--- Task inputs ---
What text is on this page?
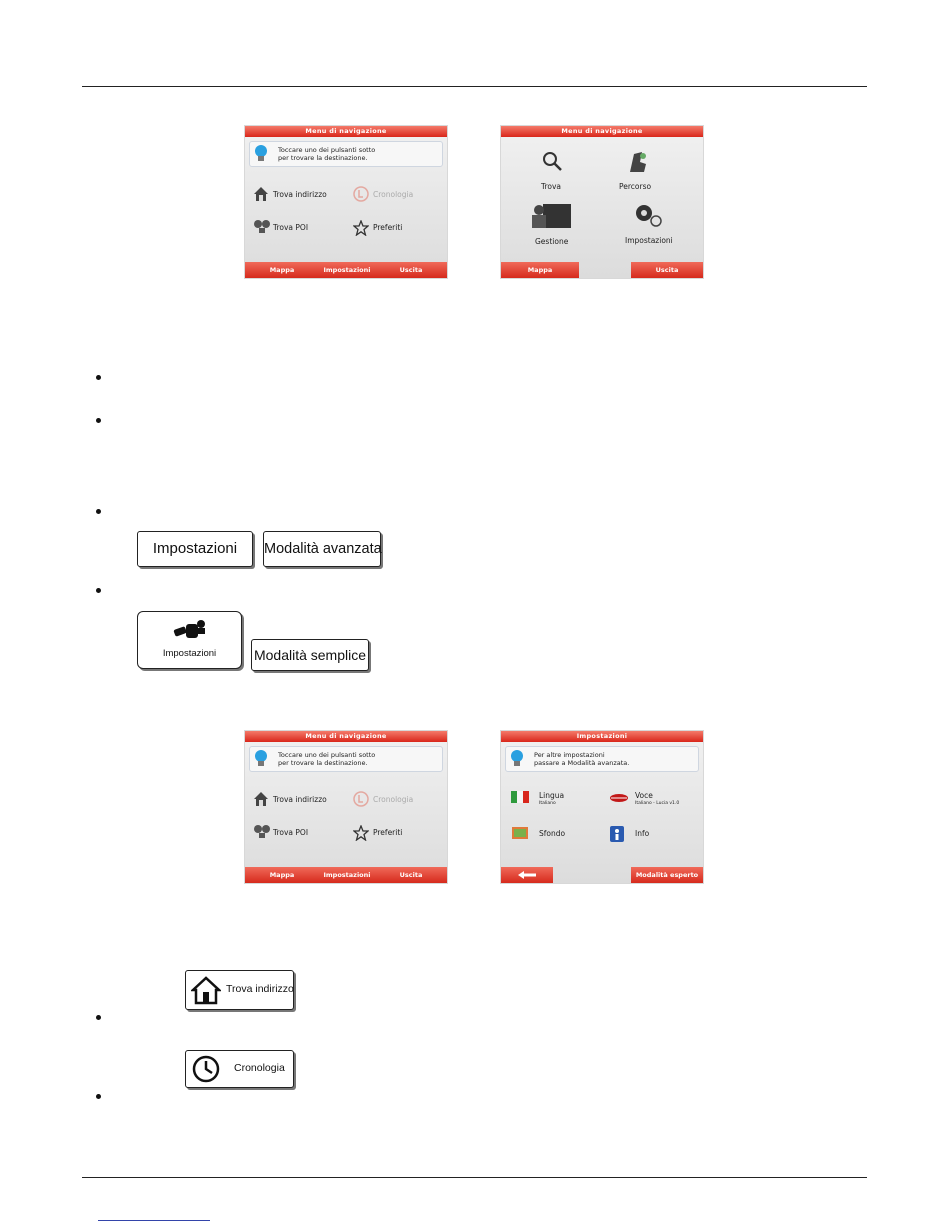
Menu di navigazione
Toccare uno dei pulsanti sotto
per trovare la destinazione.
Trova indirizzo	Cronologia
Trova POI	Preferiti
Mappa	Impostazioni	Uscita
Menu di navigazione
Trova	Percorso
Gestione	Impostazioni
Mappa	Uscita
Impostazioni	Modalità avanzata
Impostazioni	Modalità semplice
Menu di navigazione
Toccare uno dei pulsanti sotto
per trovare la destinazione.
Trova indirizzo	Cronologia
Trova POI	Preferiti
Mappa	Impostazioni	Uscita
Impostazioni
Per altre impostazioni
passare a Modalità avanzata.
Lingua
Italiano
Voce
Italiano - Lucia v1.0
Sfondo	Info
Modalità esperto
Trova indirizzo
Cronologia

--- Work to be completed ---
Go back to the records above and write them out exactly, without the pictures.

--- Task solution ---
What text is on this page?
Menu di navigazione
Toccare uno dei pulsanti sotto
per trovare la destinazione.
Trova indirizzo	Cronologia
Trova POI	Preferiti
Mappa	Impostazioni	Uscita
Menu di navigazione
Trova	Percorso
Gestione	Impostazioni
Mappa	Uscita
Impostazioni	Modalità avanzata
Impostazioni	Modalità semplice
Menu di navigazione
Toccare uno dei pulsanti sotto
per trovare la destinazione.
Trova indirizzo	Cronologia
Trova POI	Preferiti
Mappa	Impostazioni	Uscita
Impostazioni
Per altre impostazioni
passare a Modalità avanzata.
Lingua
Italiano
Voce
Italiano - Lucia v1.0
Sfondo	Info
Modalità esperto
Trova indirizzo
Cronologia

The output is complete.